======== PROVIDED RECORDS ========

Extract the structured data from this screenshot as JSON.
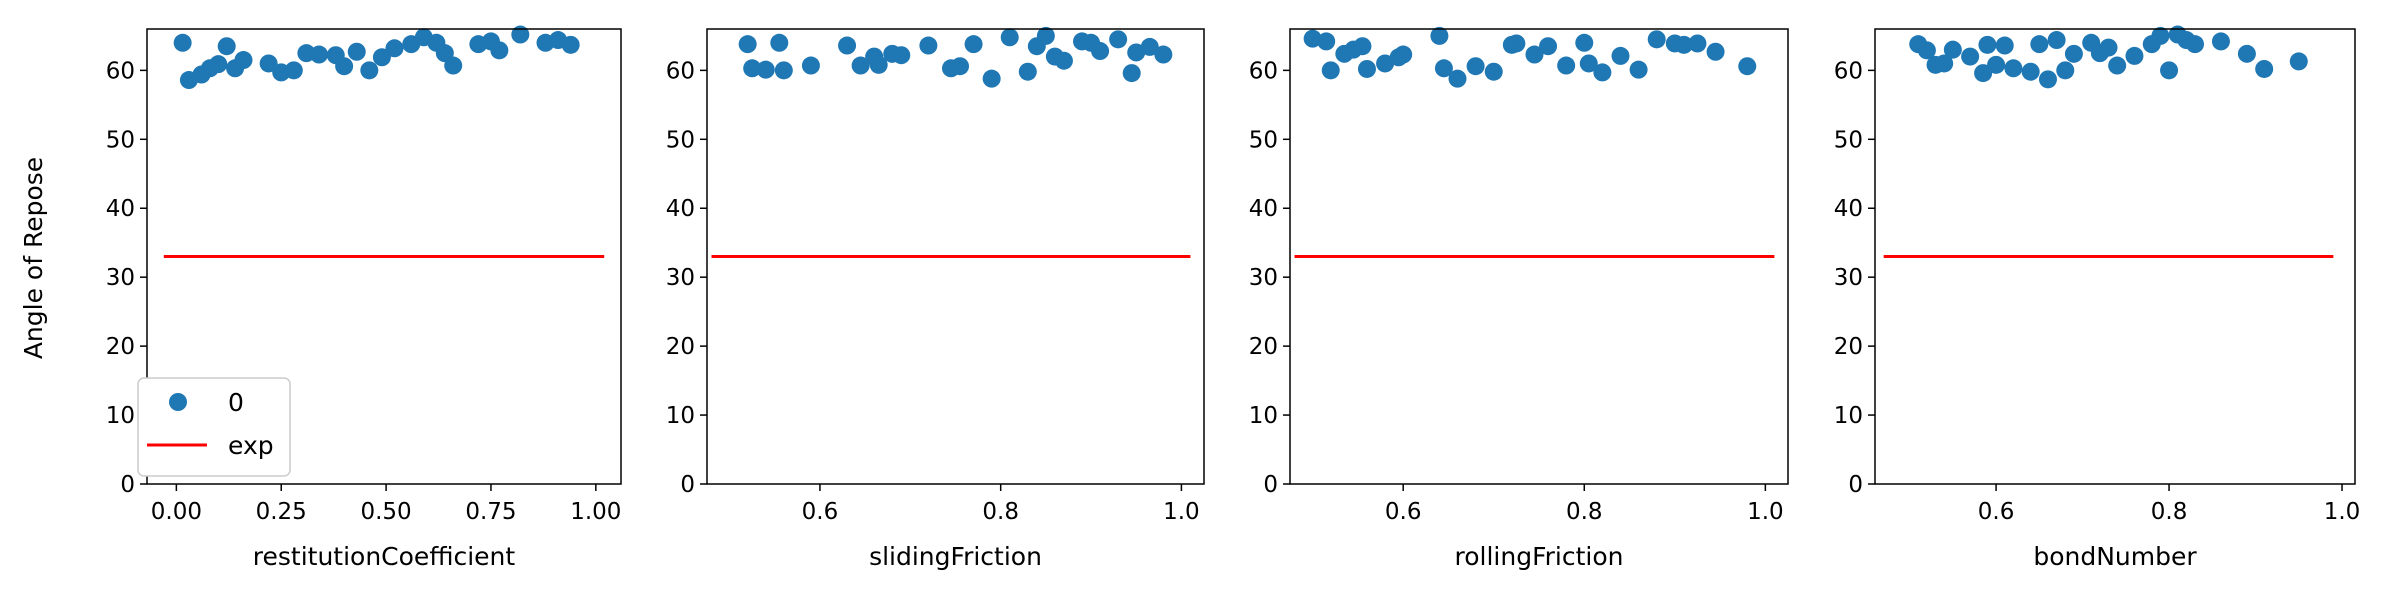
{
  "figure": {
    "ylabel": "Angle of Repose",
    "scatter_color": "#1f77b4",
    "line_color": "#ff0000"
  },
  "legend": {
    "entries": [
      {
        "label": "0",
        "kind": "marker"
      },
      {
        "label": "exp",
        "kind": "line"
      }
    ],
    "placement": "lower-left"
  },
  "chart_data": [
    {
      "type": "scatter",
      "title": "",
      "xlabel": "restitutionCoefficient",
      "ylabel": "Angle of Repose",
      "xlim": [
        -0.07,
        1.06
      ],
      "ylim": [
        0,
        66
      ],
      "xticks": [
        0.0,
        0.25,
        0.5,
        0.75,
        1.0
      ],
      "xtick_labels": [
        "0.00",
        "0.25",
        "0.50",
        "0.75",
        "1.00"
      ],
      "yticks": [
        0,
        10,
        20,
        30,
        40,
        50,
        60
      ],
      "ytick_labels": [
        "0",
        "10",
        "20",
        "30",
        "40",
        "50",
        "60"
      ],
      "grid": false,
      "legend": true,
      "series": [
        {
          "name": "0",
          "kind": "scatter",
          "x": [
            0.015,
            0.03,
            0.06,
            0.08,
            0.1,
            0.12,
            0.14,
            0.16,
            0.22,
            0.25,
            0.28,
            0.31,
            0.34,
            0.38,
            0.4,
            0.43,
            0.46,
            0.49,
            0.52,
            0.56,
            0.59,
            0.62,
            0.64,
            0.66,
            0.72,
            0.75,
            0.77,
            0.82,
            0.88,
            0.91,
            0.94
          ],
          "y": [
            64.0,
            58.6,
            59.4,
            60.3,
            60.9,
            63.5,
            60.3,
            61.5,
            61.0,
            59.7,
            60.0,
            62.5,
            62.3,
            62.2,
            60.6,
            62.7,
            60.0,
            61.9,
            63.2,
            63.8,
            64.8,
            64.0,
            62.5,
            60.7,
            63.8,
            64.2,
            62.9,
            65.2,
            64.0,
            64.4,
            63.7
          ]
        },
        {
          "name": "exp",
          "kind": "line",
          "x": [
            -0.03,
            1.02
          ],
          "y": [
            33.0,
            33.0
          ]
        }
      ]
    },
    {
      "type": "scatter",
      "title": "",
      "xlabel": "slidingFriction",
      "ylabel": "",
      "xlim": [
        0.475,
        1.025
      ],
      "ylim": [
        0,
        66
      ],
      "xticks": [
        0.6,
        0.8,
        1.0
      ],
      "xtick_labels": [
        "0.6",
        "0.8",
        "1.0"
      ],
      "yticks": [
        0,
        10,
        20,
        30,
        40,
        50,
        60
      ],
      "ytick_labels": [
        "0",
        "10",
        "20",
        "30",
        "40",
        "50",
        "60"
      ],
      "grid": false,
      "legend": false,
      "series": [
        {
          "name": "0",
          "kind": "scatter",
          "x": [
            0.52,
            0.525,
            0.54,
            0.555,
            0.56,
            0.59,
            0.63,
            0.645,
            0.66,
            0.665,
            0.68,
            0.69,
            0.72,
            0.745,
            0.755,
            0.77,
            0.79,
            0.81,
            0.83,
            0.84,
            0.85,
            0.86,
            0.87,
            0.89,
            0.9,
            0.91,
            0.93,
            0.945,
            0.95,
            0.965,
            0.98
          ],
          "y": [
            63.8,
            60.3,
            60.1,
            64.0,
            60.0,
            60.7,
            63.6,
            60.7,
            62.0,
            60.8,
            62.4,
            62.2,
            63.6,
            60.3,
            60.6,
            63.8,
            58.8,
            64.8,
            59.8,
            63.5,
            65.0,
            62.0,
            61.4,
            64.2,
            64.0,
            62.8,
            64.5,
            59.6,
            62.6,
            63.4,
            62.3
          ]
        },
        {
          "name": "exp",
          "kind": "line",
          "x": [
            0.48,
            1.01
          ],
          "y": [
            33.0,
            33.0
          ]
        }
      ]
    },
    {
      "type": "scatter",
      "title": "",
      "xlabel": "rollingFriction",
      "ylabel": "",
      "xlim": [
        0.475,
        1.025
      ],
      "ylim": [
        0,
        66
      ],
      "xticks": [
        0.6,
        0.8,
        1.0
      ],
      "xtick_labels": [
        "0.6",
        "0.8",
        "1.0"
      ],
      "yticks": [
        0,
        10,
        20,
        30,
        40,
        50,
        60
      ],
      "ytick_labels": [
        "0",
        "10",
        "20",
        "30",
        "40",
        "50",
        "60"
      ],
      "grid": false,
      "legend": false,
      "series": [
        {
          "name": "0",
          "kind": "scatter",
          "x": [
            0.5,
            0.515,
            0.52,
            0.535,
            0.545,
            0.555,
            0.56,
            0.58,
            0.595,
            0.6,
            0.64,
            0.645,
            0.66,
            0.68,
            0.7,
            0.72,
            0.725,
            0.745,
            0.76,
            0.78,
            0.8,
            0.805,
            0.82,
            0.84,
            0.86,
            0.88,
            0.9,
            0.91,
            0.925,
            0.945,
            0.98
          ],
          "y": [
            64.6,
            64.2,
            60.0,
            62.4,
            63.0,
            63.5,
            60.2,
            61.0,
            61.9,
            62.3,
            65.0,
            60.3,
            58.8,
            60.6,
            59.8,
            63.7,
            63.9,
            62.3,
            63.5,
            60.7,
            64.0,
            61.0,
            59.7,
            62.1,
            60.1,
            64.5,
            63.9,
            63.7,
            63.9,
            62.7,
            60.6
          ]
        },
        {
          "name": "exp",
          "kind": "line",
          "x": [
            0.48,
            1.01
          ],
          "y": [
            33.0,
            33.0
          ]
        }
      ]
    },
    {
      "type": "scatter",
      "title": "",
      "xlabel": "bondNumber",
      "ylabel": "",
      "xlim": [
        0.46,
        1.015
      ],
      "ylim": [
        0,
        66
      ],
      "xticks": [
        0.6,
        0.8,
        1.0
      ],
      "xtick_labels": [
        "0.6",
        "0.8",
        "1.0"
      ],
      "yticks": [
        0,
        10,
        20,
        30,
        40,
        50,
        60
      ],
      "ytick_labels": [
        "0",
        "10",
        "20",
        "30",
        "40",
        "50",
        "60"
      ],
      "grid": false,
      "legend": false,
      "series": [
        {
          "name": "0",
          "kind": "scatter",
          "x": [
            0.51,
            0.52,
            0.53,
            0.54,
            0.55,
            0.57,
            0.585,
            0.59,
            0.6,
            0.61,
            0.62,
            0.64,
            0.65,
            0.66,
            0.67,
            0.68,
            0.69,
            0.71,
            0.72,
            0.73,
            0.74,
            0.76,
            0.78,
            0.79,
            0.8,
            0.81,
            0.82,
            0.83,
            0.86,
            0.89,
            0.91,
            0.95
          ],
          "y": [
            63.8,
            62.9,
            60.8,
            61.0,
            63.0,
            62.0,
            59.6,
            63.7,
            60.8,
            63.6,
            60.3,
            59.8,
            63.8,
            58.7,
            64.4,
            60.0,
            62.4,
            64.0,
            62.5,
            63.3,
            60.7,
            62.1,
            63.8,
            65.0,
            60.0,
            65.2,
            64.4,
            63.8,
            64.2,
            62.4,
            60.2,
            61.3
          ]
        },
        {
          "name": "exp",
          "kind": "line",
          "x": [
            0.47,
            0.99
          ],
          "y": [
            33.0,
            33.0
          ]
        }
      ]
    }
  ]
}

========

● REQUIREMENT
Restate each of the entries above word for word and skip every image.

● ANSWER FOR THE TASK
Extract the structured data from this screenshot as JSON.
{
  "figure": {
    "ylabel": "Angle of Repose",
    "scatter_color": "#1f77b4",
    "line_color": "#ff0000"
  },
  "legend": {
    "entries": [
      {
        "label": "0",
        "kind": "marker"
      },
      {
        "label": "exp",
        "kind": "line"
      }
    ],
    "placement": "lower-left"
  },
  "chart_data": [
    {
      "type": "scatter",
      "title": "",
      "xlabel": "restitutionCoefficient",
      "ylabel": "Angle of Repose",
      "xlim": [
        -0.07,
        1.06
      ],
      "ylim": [
        0,
        66
      ],
      "xticks": [
        0.0,
        0.25,
        0.5,
        0.75,
        1.0
      ],
      "xtick_labels": [
        "0.00",
        "0.25",
        "0.50",
        "0.75",
        "1.00"
      ],
      "yticks": [
        0,
        10,
        20,
        30,
        40,
        50,
        60
      ],
      "ytick_labels": [
        "0",
        "10",
        "20",
        "30",
        "40",
        "50",
        "60"
      ],
      "grid": false,
      "legend": true,
      "series": [
        {
          "name": "0",
          "kind": "scatter",
          "x": [
            0.015,
            0.03,
            0.06,
            0.08,
            0.1,
            0.12,
            0.14,
            0.16,
            0.22,
            0.25,
            0.28,
            0.31,
            0.34,
            0.38,
            0.4,
            0.43,
            0.46,
            0.49,
            0.52,
            0.56,
            0.59,
            0.62,
            0.64,
            0.66,
            0.72,
            0.75,
            0.77,
            0.82,
            0.88,
            0.91,
            0.94
          ],
          "y": [
            64.0,
            58.6,
            59.4,
            60.3,
            60.9,
            63.5,
            60.3,
            61.5,
            61.0,
            59.7,
            60.0,
            62.5,
            62.3,
            62.2,
            60.6,
            62.7,
            60.0,
            61.9,
            63.2,
            63.8,
            64.8,
            64.0,
            62.5,
            60.7,
            63.8,
            64.2,
            62.9,
            65.2,
            64.0,
            64.4,
            63.7
          ]
        },
        {
          "name": "exp",
          "kind": "line",
          "x": [
            -0.03,
            1.02
          ],
          "y": [
            33.0,
            33.0
          ]
        }
      ]
    },
    {
      "type": "scatter",
      "title": "",
      "xlabel": "slidingFriction",
      "ylabel": "",
      "xlim": [
        0.475,
        1.025
      ],
      "ylim": [
        0,
        66
      ],
      "xticks": [
        0.6,
        0.8,
        1.0
      ],
      "xtick_labels": [
        "0.6",
        "0.8",
        "1.0"
      ],
      "yticks": [
        0,
        10,
        20,
        30,
        40,
        50,
        60
      ],
      "ytick_labels": [
        "0",
        "10",
        "20",
        "30",
        "40",
        "50",
        "60"
      ],
      "grid": false,
      "legend": false,
      "series": [
        {
          "name": "0",
          "kind": "scatter",
          "x": [
            0.52,
            0.525,
            0.54,
            0.555,
            0.56,
            0.59,
            0.63,
            0.645,
            0.66,
            0.665,
            0.68,
            0.69,
            0.72,
            0.745,
            0.755,
            0.77,
            0.79,
            0.81,
            0.83,
            0.84,
            0.85,
            0.86,
            0.87,
            0.89,
            0.9,
            0.91,
            0.93,
            0.945,
            0.95,
            0.965,
            0.98
          ],
          "y": [
            63.8,
            60.3,
            60.1,
            64.0,
            60.0,
            60.7,
            63.6,
            60.7,
            62.0,
            60.8,
            62.4,
            62.2,
            63.6,
            60.3,
            60.6,
            63.8,
            58.8,
            64.8,
            59.8,
            63.5,
            65.0,
            62.0,
            61.4,
            64.2,
            64.0,
            62.8,
            64.5,
            59.6,
            62.6,
            63.4,
            62.3
          ]
        },
        {
          "name": "exp",
          "kind": "line",
          "x": [
            0.48,
            1.01
          ],
          "y": [
            33.0,
            33.0
          ]
        }
      ]
    },
    {
      "type": "scatter",
      "title": "",
      "xlabel": "rollingFriction",
      "ylabel": "",
      "xlim": [
        0.475,
        1.025
      ],
      "ylim": [
        0,
        66
      ],
      "xticks": [
        0.6,
        0.8,
        1.0
      ],
      "xtick_labels": [
        "0.6",
        "0.8",
        "1.0"
      ],
      "yticks": [
        0,
        10,
        20,
        30,
        40,
        50,
        60
      ],
      "ytick_labels": [
        "0",
        "10",
        "20",
        "30",
        "40",
        "50",
        "60"
      ],
      "grid": false,
      "legend": false,
      "series": [
        {
          "name": "0",
          "kind": "scatter",
          "x": [
            0.5,
            0.515,
            0.52,
            0.535,
            0.545,
            0.555,
            0.56,
            0.58,
            0.595,
            0.6,
            0.64,
            0.645,
            0.66,
            0.68,
            0.7,
            0.72,
            0.725,
            0.745,
            0.76,
            0.78,
            0.8,
            0.805,
            0.82,
            0.84,
            0.86,
            0.88,
            0.9,
            0.91,
            0.925,
            0.945,
            0.98
          ],
          "y": [
            64.6,
            64.2,
            60.0,
            62.4,
            63.0,
            63.5,
            60.2,
            61.0,
            61.9,
            62.3,
            65.0,
            60.3,
            58.8,
            60.6,
            59.8,
            63.7,
            63.9,
            62.3,
            63.5,
            60.7,
            64.0,
            61.0,
            59.7,
            62.1,
            60.1,
            64.5,
            63.9,
            63.7,
            63.9,
            62.7,
            60.6
          ]
        },
        {
          "name": "exp",
          "kind": "line",
          "x": [
            0.48,
            1.01
          ],
          "y": [
            33.0,
            33.0
          ]
        }
      ]
    },
    {
      "type": "scatter",
      "title": "",
      "xlabel": "bondNumber",
      "ylabel": "",
      "xlim": [
        0.46,
        1.015
      ],
      "ylim": [
        0,
        66
      ],
      "xticks": [
        0.6,
        0.8,
        1.0
      ],
      "xtick_labels": [
        "0.6",
        "0.8",
        "1.0"
      ],
      "yticks": [
        0,
        10,
        20,
        30,
        40,
        50,
        60
      ],
      "ytick_labels": [
        "0",
        "10",
        "20",
        "30",
        "40",
        "50",
        "60"
      ],
      "grid": false,
      "legend": false,
      "series": [
        {
          "name": "0",
          "kind": "scatter",
          "x": [
            0.51,
            0.52,
            0.53,
            0.54,
            0.55,
            0.57,
            0.585,
            0.59,
            0.6,
            0.61,
            0.62,
            0.64,
            0.65,
            0.66,
            0.67,
            0.68,
            0.69,
            0.71,
            0.72,
            0.73,
            0.74,
            0.76,
            0.78,
            0.79,
            0.8,
            0.81,
            0.82,
            0.83,
            0.86,
            0.89,
            0.91,
            0.95
          ],
          "y": [
            63.8,
            62.9,
            60.8,
            61.0,
            63.0,
            62.0,
            59.6,
            63.7,
            60.8,
            63.6,
            60.3,
            59.8,
            63.8,
            58.7,
            64.4,
            60.0,
            62.4,
            64.0,
            62.5,
            63.3,
            60.7,
            62.1,
            63.8,
            65.0,
            60.0,
            65.2,
            64.4,
            63.8,
            64.2,
            62.4,
            60.2,
            61.3
          ]
        },
        {
          "name": "exp",
          "kind": "line",
          "x": [
            0.47,
            0.99
          ],
          "y": [
            33.0,
            33.0
          ]
        }
      ]
    }
  ]
}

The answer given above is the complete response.